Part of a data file
§ §

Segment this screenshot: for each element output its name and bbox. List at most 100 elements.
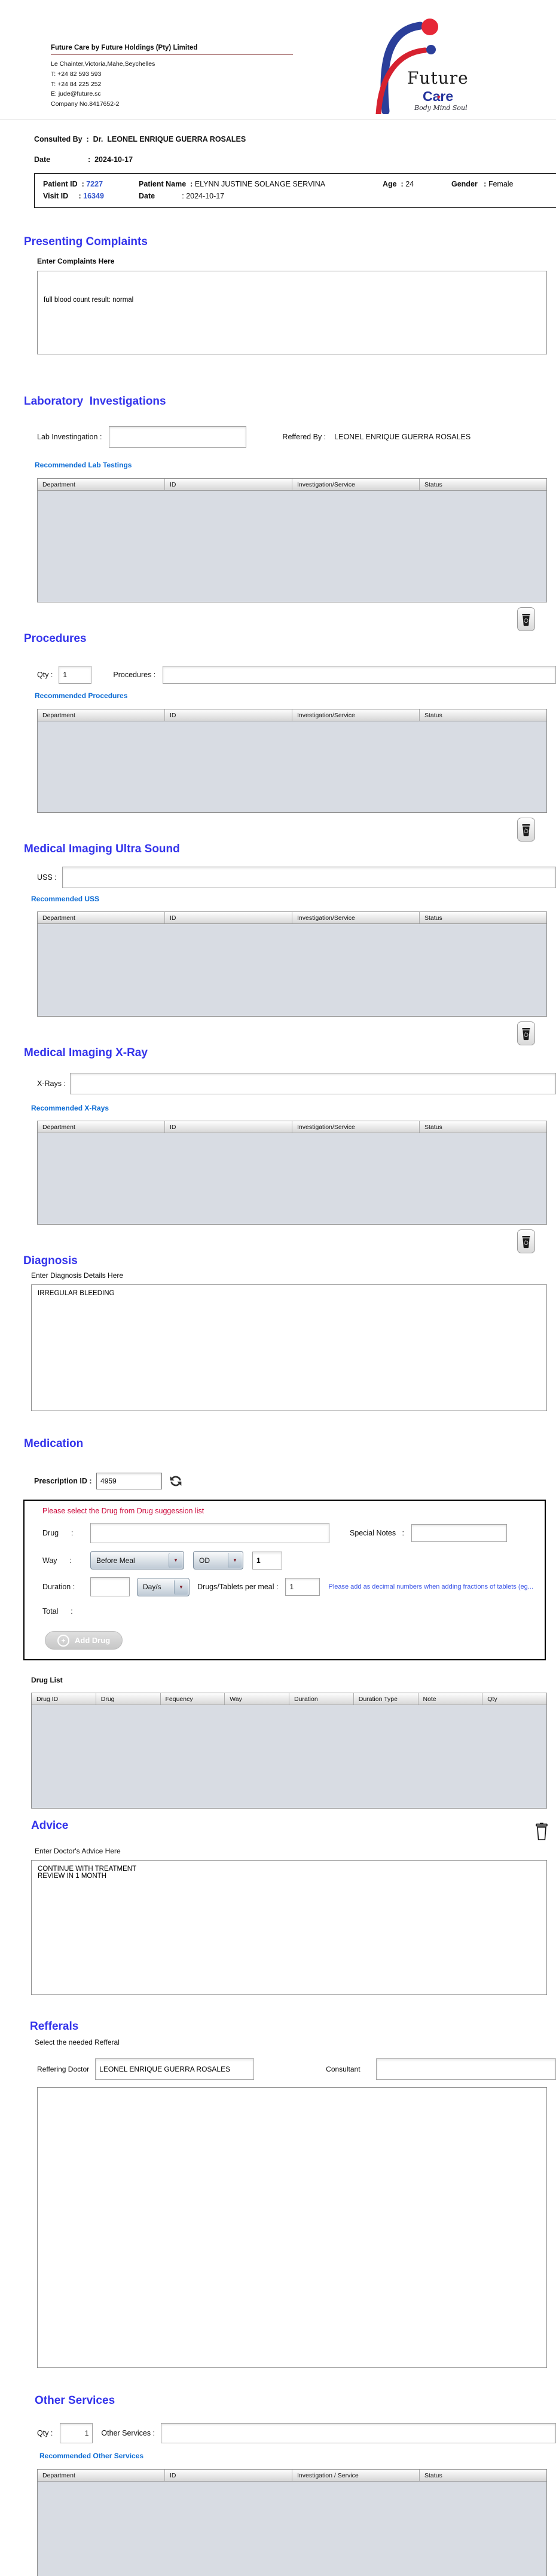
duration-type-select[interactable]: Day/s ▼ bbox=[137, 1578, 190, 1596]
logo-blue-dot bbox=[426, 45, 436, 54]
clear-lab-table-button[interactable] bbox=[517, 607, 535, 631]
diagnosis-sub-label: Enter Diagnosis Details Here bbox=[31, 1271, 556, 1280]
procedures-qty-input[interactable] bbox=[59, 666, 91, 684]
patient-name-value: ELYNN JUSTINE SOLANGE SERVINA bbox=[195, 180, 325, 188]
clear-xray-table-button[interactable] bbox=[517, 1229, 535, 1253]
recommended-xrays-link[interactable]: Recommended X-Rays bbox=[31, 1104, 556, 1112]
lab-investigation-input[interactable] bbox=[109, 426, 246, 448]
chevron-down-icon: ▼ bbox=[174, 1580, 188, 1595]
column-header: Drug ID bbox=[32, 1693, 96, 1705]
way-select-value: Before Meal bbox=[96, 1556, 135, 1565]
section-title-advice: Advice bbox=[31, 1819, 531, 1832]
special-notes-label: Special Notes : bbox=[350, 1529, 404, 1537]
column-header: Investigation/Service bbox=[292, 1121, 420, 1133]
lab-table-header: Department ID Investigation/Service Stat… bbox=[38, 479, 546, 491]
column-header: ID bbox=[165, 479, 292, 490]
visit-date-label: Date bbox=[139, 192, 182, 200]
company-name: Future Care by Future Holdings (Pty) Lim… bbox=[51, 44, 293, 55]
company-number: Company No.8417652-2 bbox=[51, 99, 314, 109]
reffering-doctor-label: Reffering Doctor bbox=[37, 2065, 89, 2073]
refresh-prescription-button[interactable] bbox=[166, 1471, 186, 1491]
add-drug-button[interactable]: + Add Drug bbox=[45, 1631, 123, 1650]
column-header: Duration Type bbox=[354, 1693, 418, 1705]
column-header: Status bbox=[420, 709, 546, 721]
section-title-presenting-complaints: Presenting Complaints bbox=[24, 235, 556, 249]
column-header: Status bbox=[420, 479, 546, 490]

§ §

Tally the lines in the entries above that contain the string "header", and give only the number.

7